PROVIDED TEXT:

==================================================

Actress Sandra Bullock won a permanent injunction Friday, forbidding any contact by a Michigan man who allegedly harassed her with voicemail, phone calls, and, that revolutionary stalker tool of the '90s: faxes. The man, Thomas James Weldon, 34, failed to appear for a hearing. Bullock did not come to court either, though if she had, we're sure she would have worn something divine like a Marc Jacobs pantsuit, a tooled leather Fendi bag, and a darling Stella McCartney blouse. Her lawyer, Ed, told reporters that Weldon had been stalking the actress for 18 months and seemed especially upset about the box office failure Hope Floats. No criminal charges were filed against him and Ed said none were sought. "We just wanted our client protected," he said. He also said that Weldon, who is from Michigan but is "fairly transient," has a history of psychiatric problems, and is more Angelina Jolie's type anyway.

==================================================

Lines of data:
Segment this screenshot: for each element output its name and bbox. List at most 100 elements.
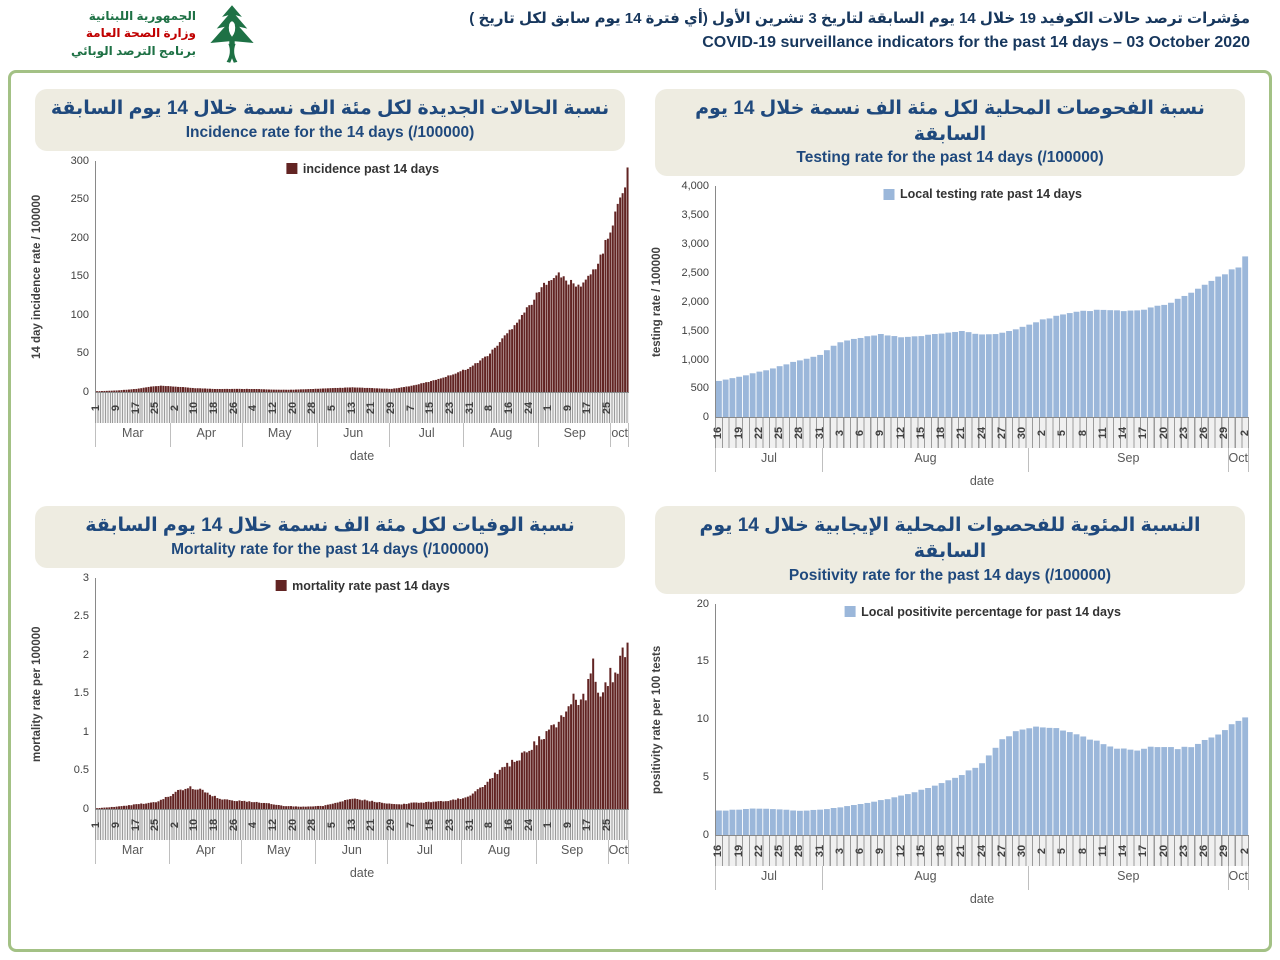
x-tick-label: 9	[874, 430, 887, 437]
mortality-chart: mortality rate per 100000 0 0.5 1 1.5 2 2.5 3 …	[31, 572, 629, 882]
legend-swatch	[882, 188, 894, 200]
y-tick-label: 50	[76, 347, 89, 360]
x-tick-label: 2	[1036, 847, 1049, 854]
month-label: Sep	[1028, 865, 1228, 890]
cedar-tree-icon	[210, 5, 254, 63]
x-tick-label: 7	[404, 404, 417, 411]
y-tick-label: 15	[696, 655, 709, 668]
legend: Local testing rate past 14 days	[882, 187, 1082, 201]
incidence-bars	[96, 167, 629, 392]
y-axis: 0 500 1,000 1,500 2,000 2,500 3,000 3,500 4,000	[669, 180, 715, 423]
x-tick-label: 25	[601, 818, 614, 832]
x-tick-label: 17	[581, 818, 594, 832]
x-tick-label: 20	[1157, 427, 1170, 440]
legend-swatch	[844, 606, 856, 618]
x-tick-label: 26	[227, 818, 240, 832]
x-tick-label: 23	[1177, 427, 1190, 440]
y-tick-label: 0	[702, 411, 709, 424]
x-tick-label: 18	[935, 427, 948, 440]
y-tick-label: 2	[82, 648, 89, 661]
y-tick-label: 2,000	[681, 295, 709, 308]
charts-grid: نسبة الحالات الجديدة لكل مئة الف نسمة خل…	[31, 89, 1251, 908]
x-tick-label: 29	[1218, 844, 1231, 857]
testing-title-english: Testing rate for the past 14 days (/1000…	[796, 149, 1104, 167]
x-tick-label: 17	[1137, 844, 1150, 857]
x-tick-label: 9	[109, 404, 122, 411]
x-axis-title: date	[349, 448, 375, 463]
positivity-panel: النسبة المئوية للفحصوات المحلية الإيجابي…	[651, 506, 1251, 908]
x-tick-label: 18	[935, 844, 948, 857]
month-label: Sep	[1028, 448, 1228, 473]
y-axis-title: 14 day incidence rate / 100000	[31, 194, 43, 359]
incidence-title-box: نسبة الحالات الجديدة لكل مئة الف نسمة خل…	[35, 89, 625, 151]
plot-area: Local positivite percentage for past 14 …	[715, 603, 1249, 836]
x-tick-label: 1	[90, 821, 103, 828]
x-tick-band: 1 9 17 25 2 10 18 26 4 12 20 28 5 13 21 29 7 15 23 31 8 16 24 1…	[90, 392, 629, 423]
logo-line-program: برنامج الترصد الوبائي	[70, 43, 196, 58]
month-label: Jul	[387, 839, 461, 864]
x-tick-label: 19	[732, 844, 745, 857]
x-tick-label: 26	[1198, 844, 1211, 857]
y-tick-label: 2.5	[73, 610, 89, 623]
x-tick-label: 13	[345, 818, 358, 832]
x-tick-label: 9	[561, 404, 574, 411]
positivity-title-arabic: النسبة المئوية للفحصوات المحلية الإيجابي…	[699, 515, 1201, 562]
x-tick-label: 16	[502, 818, 515, 832]
month-label: Jun	[315, 839, 387, 864]
plot-column: mortality rate past 14 days 1 9 17 25 2 10 18 2…	[90, 577, 629, 882]
x-tick-label: 15	[424, 401, 437, 414]
x-tick-label: 30	[1015, 844, 1028, 857]
legend: incidence past 14 days	[285, 162, 439, 176]
y-axis: 0 0.5 1 1.5 2 2.5 3	[49, 572, 95, 815]
month-axis: Mar Apr May Jun Jul Aug Sep oct	[95, 422, 629, 447]
month-label: May	[241, 422, 317, 447]
x-tick-label: 15	[914, 844, 927, 857]
plot-area: incidence past 14 days	[95, 160, 629, 393]
x-axis-title: date	[969, 891, 995, 906]
y-tick-label: 100	[70, 308, 89, 321]
month-label: Aug	[461, 839, 535, 864]
x-tick-label: 6	[854, 847, 867, 854]
y-tick-label: 0	[82, 385, 89, 398]
x-tick-label: 25	[601, 401, 614, 414]
plot-area: Local testing rate past 14 days	[715, 186, 1249, 419]
x-tick-label: 26	[227, 401, 240, 414]
mortality-title-english: Mortality rate for the past 14 days (/10…	[171, 540, 489, 558]
x-tick-label: 8	[1076, 847, 1089, 854]
month-label: Mar	[95, 839, 169, 864]
x-tick-label: 15	[424, 818, 437, 832]
y-tick-label: 5	[702, 770, 709, 783]
y-axis: 0 5 10 15 20	[669, 598, 715, 841]
x-tick-label: 2	[168, 404, 181, 411]
plot-column: Local positivite percentage for past 14 …	[712, 603, 1251, 908]
x-tick-label: 20	[286, 818, 299, 832]
x-tick-label: 9	[874, 847, 887, 854]
y-axis-title: mortality rate per 100000	[31, 626, 43, 762]
y-axis-title: testing rate / 100000	[651, 247, 663, 358]
month-label: Sep	[538, 422, 610, 447]
y-tick-label: 200	[70, 231, 89, 244]
x-tick-band: 16 19 22 25 28 31 3 6 9 12 15 18 21 24 27 30 2 5 8 11 14 17 20…	[712, 835, 1251, 866]
x-tick-label: 12	[267, 401, 280, 414]
testing-title-arabic: نسبة الفحوصات المحلية لكل مئة الف نسمة خ…	[695, 98, 1205, 145]
month-label: Aug	[821, 448, 1028, 473]
incidence-title-english: Incidence rate for the 14 days (/100000)	[185, 123, 475, 141]
x-tick-label: 4	[247, 821, 260, 828]
x-tick-label: 31	[463, 401, 476, 414]
legend-swatch	[275, 580, 287, 592]
page-title-arabic: مؤشرات ترصد حالات الكوفيد 19 خلال 14 يوم…	[469, 10, 1250, 27]
x-axis-title: date	[969, 474, 995, 489]
incidence-panel: نسبة الحالات الجديدة لكل مئة الف نسمة خل…	[31, 89, 629, 490]
y-tick-label: 0	[702, 828, 709, 841]
page-header: الجمهورية اللبنانية وزارة الصحة العامة ب…	[0, 0, 1280, 68]
x-tick-label: 28	[793, 844, 806, 857]
x-tick-label: 15	[914, 427, 927, 440]
x-tick-label: 3	[833, 847, 846, 854]
month-label: Oct	[607, 839, 628, 864]
mortality-bars	[96, 642, 629, 809]
x-tick-label: 24	[975, 844, 988, 857]
x-tick-label: 9	[109, 821, 122, 828]
mortality-title-box: نسبة الوفيات لكل مئة الف نسمة خلال 14 يو…	[35, 506, 625, 568]
x-tick-label: 20	[1157, 844, 1170, 857]
legend-label: Local positivite percentage for past 14 …	[861, 604, 1121, 619]
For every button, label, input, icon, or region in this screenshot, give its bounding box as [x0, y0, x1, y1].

==================================================

WHAT IS ASKED:
(1) Condense the paragraph of the Sandra Bullock article that begins "Actress Sandra Bullock won" into a shorter version that keeps its main facts.
(2) Return the listing entries exactly, everything from the line containing "430, 887, 437]" down to the line containing "404, 574, 411]", both included.
The article and the listing come from unrelated sources.

RESPONSES TO THE EXERCISE:
(1) On Friday, Sandra Bullock won a permanent injunction that bars all contact from Thomas James Weldon, 34, a Michigan man accused of harassing her through voicemail, phone calls and faxes. Neither Weldon nor Bullock came to the hearing. Her lawyer, Ed, said Weldon had stalked her for 18 months and seemed especially upset about the box office failure Hope Floats. Ed also said Weldon is "fairly transient" and has a history of psychiatric problems. No criminal charges were filed or sought, since the aim was only to protect Bullock.

(2)
x-tick-label: 9	[874, 430, 887, 437]
mortality-chart: mortality rate per 100000 0 0.5 1 1.5 2 2.5 3 …	[31, 572, 629, 882]
legend-swatch	[882, 188, 894, 200]
y-tick-label: 50	[76, 347, 89, 360]
x-tick-label: 2	[1036, 847, 1049, 854]
month-label: Sep	[1028, 865, 1228, 890]
cedar-tree-icon	[210, 5, 254, 63]
x-tick-label: 7	[404, 404, 417, 411]
y-tick-label: 15	[696, 655, 709, 668]
legend: Local testing rate past 14 days	[882, 187, 1082, 201]
incidence-bars	[96, 167, 629, 392]
y-axis: 0 500 1,000 1,500 2,000 2,500 3,000 3,500 4,000	[669, 180, 715, 423]
x-tick-label: 25	[601, 818, 614, 832]
x-tick-label: 17	[581, 818, 594, 832]
x-tick-label: 20	[1157, 427, 1170, 440]
legend-swatch	[844, 606, 856, 618]
x-tick-label: 26	[227, 818, 240, 832]
x-tick-label: 23	[1177, 427, 1190, 440]
y-tick-label: 0	[702, 411, 709, 424]
x-tick-label: 18	[935, 427, 948, 440]
y-tick-label: 2	[82, 648, 89, 661]
y-tick-label: 2,000	[681, 295, 709, 308]
charts-grid: نسبة الحالات الجديدة لكل مئة الف نسمة خل…	[31, 89, 1251, 908]
x-tick-label: 29	[1218, 844, 1231, 857]
testing-title-english: Testing rate for the past 14 days (/1000…	[796, 149, 1104, 167]
x-tick-label: 17	[1137, 844, 1150, 857]
x-tick-label: 9	[109, 404, 122, 411]
x-axis-title: date	[349, 448, 375, 463]
positivity-panel: النسبة المئوية للفحصوات المحلية الإيجابي…	[651, 506, 1251, 908]
x-tick-label: 18	[935, 844, 948, 857]
month-label: Sep	[1028, 448, 1228, 473]
y-axis-title: 14 day incidence rate / 100000	[31, 194, 43, 359]
incidence-title-box: نسبة الحالات الجديدة لكل مئة الف نسمة خل…	[35, 89, 625, 151]
plot-area: Local positivite percentage for past 14 …	[715, 603, 1249, 836]
x-tick-label: 1	[90, 821, 103, 828]
x-tick-band: 1 9 17 25 2 10 18 26 4 12 20 28 5 13 21 29 7 15 23 31 8 16 24 1…	[90, 392, 629, 423]
logo-line-program: برنامج الترصد الوبائي	[70, 43, 196, 58]
month-label: Jul	[387, 839, 461, 864]
x-tick-label: 19	[732, 844, 745, 857]
x-tick-label: 26	[1198, 844, 1211, 857]
y-tick-label: 2.5	[73, 610, 89, 623]
x-tick-label: 13	[345, 818, 358, 832]
x-tick-label: 9	[561, 404, 574, 411]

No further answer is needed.